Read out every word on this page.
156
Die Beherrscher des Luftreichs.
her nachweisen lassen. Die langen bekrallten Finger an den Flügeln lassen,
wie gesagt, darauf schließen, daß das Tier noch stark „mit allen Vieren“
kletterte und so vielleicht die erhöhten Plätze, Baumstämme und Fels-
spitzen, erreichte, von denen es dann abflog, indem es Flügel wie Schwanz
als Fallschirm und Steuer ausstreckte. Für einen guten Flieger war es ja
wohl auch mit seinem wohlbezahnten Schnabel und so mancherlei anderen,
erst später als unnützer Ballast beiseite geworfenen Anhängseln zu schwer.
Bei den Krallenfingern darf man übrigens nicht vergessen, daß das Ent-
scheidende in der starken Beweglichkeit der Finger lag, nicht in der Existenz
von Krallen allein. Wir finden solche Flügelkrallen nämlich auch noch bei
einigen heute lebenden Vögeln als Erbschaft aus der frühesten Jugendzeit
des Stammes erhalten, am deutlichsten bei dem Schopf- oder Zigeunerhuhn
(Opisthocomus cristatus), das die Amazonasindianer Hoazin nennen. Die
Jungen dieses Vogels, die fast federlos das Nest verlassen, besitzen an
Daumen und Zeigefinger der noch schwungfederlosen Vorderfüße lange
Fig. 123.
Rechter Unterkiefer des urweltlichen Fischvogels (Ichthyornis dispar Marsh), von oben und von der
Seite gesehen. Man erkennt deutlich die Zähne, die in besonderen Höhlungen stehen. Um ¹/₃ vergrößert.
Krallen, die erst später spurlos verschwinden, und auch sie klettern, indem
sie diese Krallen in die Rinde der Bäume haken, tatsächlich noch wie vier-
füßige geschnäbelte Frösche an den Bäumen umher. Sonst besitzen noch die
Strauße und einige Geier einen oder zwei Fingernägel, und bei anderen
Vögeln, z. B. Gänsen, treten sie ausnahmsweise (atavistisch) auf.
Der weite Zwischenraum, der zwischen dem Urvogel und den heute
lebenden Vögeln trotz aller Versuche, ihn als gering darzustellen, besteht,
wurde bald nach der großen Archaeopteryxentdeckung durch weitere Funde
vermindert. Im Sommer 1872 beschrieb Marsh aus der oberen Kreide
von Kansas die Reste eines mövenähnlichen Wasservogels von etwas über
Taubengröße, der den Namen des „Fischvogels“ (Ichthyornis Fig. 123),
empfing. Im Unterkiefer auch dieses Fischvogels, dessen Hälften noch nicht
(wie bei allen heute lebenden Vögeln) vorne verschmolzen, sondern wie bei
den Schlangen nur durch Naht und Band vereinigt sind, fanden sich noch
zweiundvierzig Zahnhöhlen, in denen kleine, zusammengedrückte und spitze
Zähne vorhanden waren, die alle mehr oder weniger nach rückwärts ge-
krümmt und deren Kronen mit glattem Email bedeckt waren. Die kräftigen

■ PROBLEM TO WORK ON
Sift the material for lines with the string "indem". Copy each one found.

■ WRITTEN ANSWER
spitzen, erreichte, von denen es dann abflog, indem es Flügel wie Schwanz
Krallen, die erst später spurlos verschwinden, und auch sie klettern, indem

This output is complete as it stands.